-- Start Information shown --

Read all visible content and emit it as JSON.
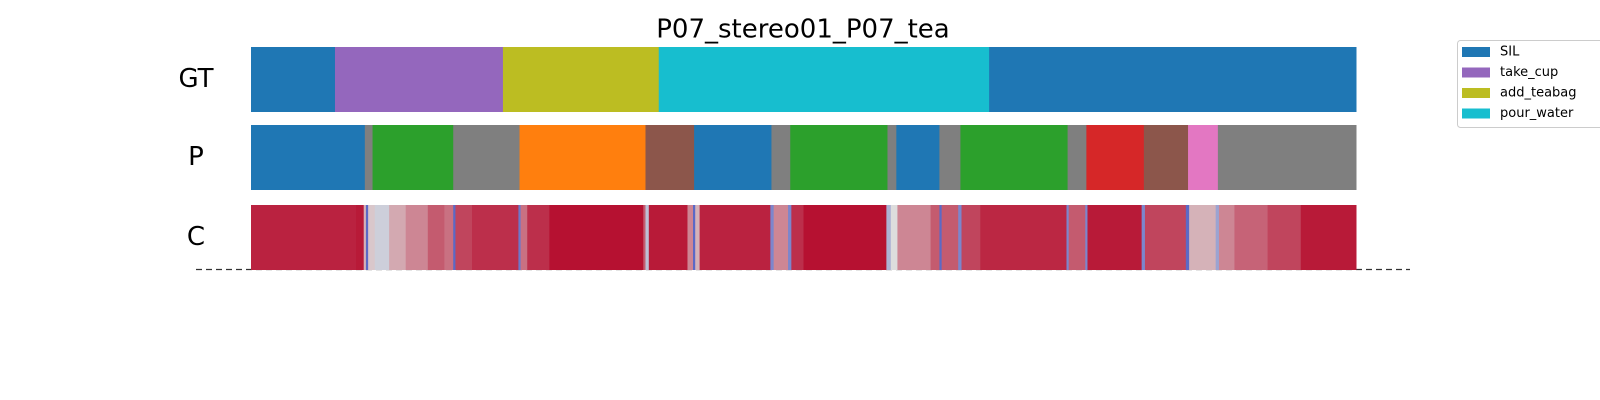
{
  "chart_data": {
    "type": "segmentation",
    "title": "P07_stereo01_P07_tea",
    "xlim": [
      0,
      100
    ],
    "rows": [
      {
        "label": "GT",
        "segments": [
          {
            "name": "SIL",
            "start": 0,
            "end": 7.6
          },
          {
            "name": "take_cup",
            "start": 7.6,
            "end": 22.8
          },
          {
            "name": "add_teabag",
            "start": 22.8,
            "end": 36.9
          },
          {
            "name": "pour_water",
            "start": 36.9,
            "end": 66.8
          },
          {
            "name": "SIL",
            "start": 66.8,
            "end": 100
          }
        ]
      },
      {
        "label": "P",
        "segments": [
          {
            "color": "#1f77b4",
            "start": 0,
            "end": 10.3
          },
          {
            "color": "#7f7f7f",
            "start": 10.3,
            "end": 11.0
          },
          {
            "color": "#2ca02c",
            "start": 11.0,
            "end": 18.3
          },
          {
            "color": "#7f7f7f",
            "start": 18.3,
            "end": 24.3
          },
          {
            "color": "#ff7f0e",
            "start": 24.3,
            "end": 35.7
          },
          {
            "color": "#8c564b",
            "start": 35.7,
            "end": 40.1
          },
          {
            "color": "#1f77b4",
            "start": 40.1,
            "end": 47.1
          },
          {
            "color": "#7f7f7f",
            "start": 47.1,
            "end": 48.8
          },
          {
            "color": "#2ca02c",
            "start": 48.8,
            "end": 57.6
          },
          {
            "color": "#7f7f7f",
            "start": 57.6,
            "end": 58.4
          },
          {
            "color": "#1f77b4",
            "start": 58.4,
            "end": 62.3
          },
          {
            "color": "#7f7f7f",
            "start": 62.3,
            "end": 64.2
          },
          {
            "color": "#2ca02c",
            "start": 64.2,
            "end": 73.9
          },
          {
            "color": "#7f7f7f",
            "start": 73.9,
            "end": 75.6
          },
          {
            "color": "#d62728",
            "start": 75.6,
            "end": 80.8
          },
          {
            "color": "#8c564b",
            "start": 80.8,
            "end": 84.8
          },
          {
            "color": "#e377c2",
            "start": 84.8,
            "end": 87.5
          },
          {
            "color": "#7f7f7f",
            "start": 87.5,
            "end": 100
          }
        ]
      },
      {
        "label": "C",
        "x": [
          0,
          9.5,
          10.2,
          10.4,
          10.6,
          11.2,
          12.5,
          14,
          16,
          17.5,
          18.3,
          18.5,
          20,
          24.2,
          24.4,
          25,
          27,
          35.5,
          35.7,
          36,
          39.5,
          40,
          40.2,
          40.6,
          47,
          47.3,
          48.6,
          48.9,
          50,
          57.5,
          57.9,
          58.5,
          61.5,
          62.3,
          62.5,
          64,
          64.3,
          66,
          73.8,
          74,
          75.5,
          75.7,
          80.6,
          80.9,
          84.6,
          84.9,
          87.3,
          87.6,
          89,
          92,
          95
        ],
        "values": [
          0.93,
          0.95,
          0.6,
          0.1,
          0.55,
          0.45,
          0.62,
          0.7,
          0.8,
          0.75,
          0.1,
          0.85,
          0.9,
          0.15,
          0.75,
          0.9,
          0.97,
          0.8,
          0.4,
          0.95,
          0.7,
          0.1,
          0.6,
          0.93,
          0.2,
          0.7,
          0.2,
          0.9,
          0.97,
          0.35,
          0.5,
          0.7,
          0.8,
          0.1,
          0.8,
          0.2,
          0.85,
          0.92,
          0.2,
          0.8,
          0.2,
          0.95,
          0.2,
          0.85,
          0.1,
          0.6,
          0.3,
          0.7,
          0.78,
          0.85,
          0.95
        ]
      }
    ],
    "legend": [
      {
        "name": "SIL",
        "color": "#1f77b4"
      },
      {
        "name": "take_cup",
        "color": "#9467bd"
      },
      {
        "name": "add_teabag",
        "color": "#bcbd22"
      },
      {
        "name": "pour_water",
        "color": "#17becf"
      }
    ]
  }
}
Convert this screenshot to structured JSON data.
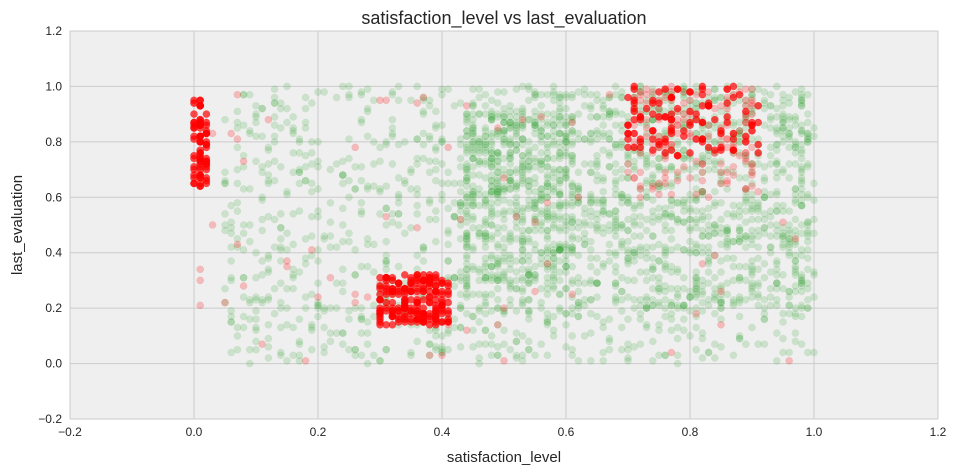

-- End Information shown --

Exercise details ->
Leave out the pictures and give the rest of the records again exactly.

Response ->
Read all visible content and emit it as JSON.
{
  "chart_data": {
    "type": "segmentation",
    "title": "P07_stereo01_P07_tea",
    "xlim": [
      0,
      100
    ],
    "rows": [
      {
        "label": "GT",
        "segments": [
          {
            "name": "SIL",
            "start": 0,
            "end": 7.6
          },
          {
            "name": "take_cup",
            "start": 7.6,
            "end": 22.8
          },
          {
            "name": "add_teabag",
            "start": 22.8,
            "end": 36.9
          },
          {
            "name": "pour_water",
            "start": 36.9,
            "end": 66.8
          },
          {
            "name": "SIL",
            "start": 66.8,
            "end": 100
          }
        ]
      },
      {
        "label": "P",
        "segments": [
          {
            "color": "#1f77b4",
            "start": 0,
            "end": 10.3
          },
          {
            "color": "#7f7f7f",
            "start": 10.3,
            "end": 11.0
          },
          {
            "color": "#2ca02c",
            "start": 11.0,
            "end": 18.3
          },
          {
            "color": "#7f7f7f",
            "start": 18.3,
            "end": 24.3
          },
          {
            "color": "#ff7f0e",
            "start": 24.3,
            "end": 35.7
          },
          {
            "color": "#8c564b",
            "start": 35.7,
            "end": 40.1
          },
          {
            "color": "#1f77b4",
            "start": 40.1,
            "end": 47.1
          },
          {
            "color": "#7f7f7f",
            "start": 47.1,
            "end": 48.8
          },
          {
            "color": "#2ca02c",
            "start": 48.8,
            "end": 57.6
          },
          {
            "color": "#7f7f7f",
            "start": 57.6,
            "end": 58.4
          },
          {
            "color": "#1f77b4",
            "start": 58.4,
            "end": 62.3
          },
          {
            "color": "#7f7f7f",
            "start": 62.3,
            "end": 64.2
          },
          {
            "color": "#2ca02c",
            "start": 64.2,
            "end": 73.9
          },
          {
            "color": "#7f7f7f",
            "start": 73.9,
            "end": 75.6
          },
          {
            "color": "#d62728",
            "start": 75.6,
            "end": 80.8
          },
          {
            "color": "#8c564b",
            "start": 80.8,
            "end": 84.8
          },
          {
            "color": "#e377c2",
            "start": 84.8,
            "end": 87.5
          },
          {
            "color": "#7f7f7f",
            "start": 87.5,
            "end": 100
          }
        ]
      },
      {
        "label": "C",
        "x": [
          0,
          9.5,
          10.2,
          10.4,
          10.6,
          11.2,
          12.5,
          14,
          16,
          17.5,
          18.3,
          18.5,
          20,
          24.2,
          24.4,
          25,
          27,
          35.5,
          35.7,
          36,
          39.5,
          40,
          40.2,
          40.6,
          47,
          47.3,
          48.6,
          48.9,
          50,
          57.5,
          57.9,
          58.5,
          61.5,
          62.3,
          62.5,
          64,
          64.3,
          66,
          73.8,
          74,
          75.5,
          75.7,
          80.6,
          80.9,
          84.6,
          84.9,
          87.3,
          87.6,
          89,
          92,
          95
        ],
        "values": [
          0.93,
          0.95,
          0.6,
          0.1,
          0.55,
          0.45,
          0.62,
          0.7,
          0.8,
          0.75,
          0.1,
          0.85,
          0.9,
          0.15,
          0.75,
          0.9,
          0.97,
          0.8,
          0.4,
          0.95,
          0.7,
          0.1,
          0.6,
          0.93,
          0.2,
          0.7,
          0.2,
          0.9,
          0.97,
          0.35,
          0.5,
          0.7,
          0.8,
          0.1,
          0.8,
          0.2,
          0.85,
          0.92,
          0.2,
          0.8,
          0.2,
          0.95,
          0.2,
          0.85,
          0.1,
          0.6,
          0.3,
          0.7,
          0.78,
          0.85,
          0.95
        ]
      }
    ],
    "legend": [
      {
        "name": "SIL",
        "color": "#1f77b4"
      },
      {
        "name": "take_cup",
        "color": "#9467bd"
      },
      {
        "name": "add_teabag",
        "color": "#bcbd22"
      },
      {
        "name": "pour_water",
        "color": "#17becf"
      }
    ]
  }
}
Convert this screenshot to structured JSON data.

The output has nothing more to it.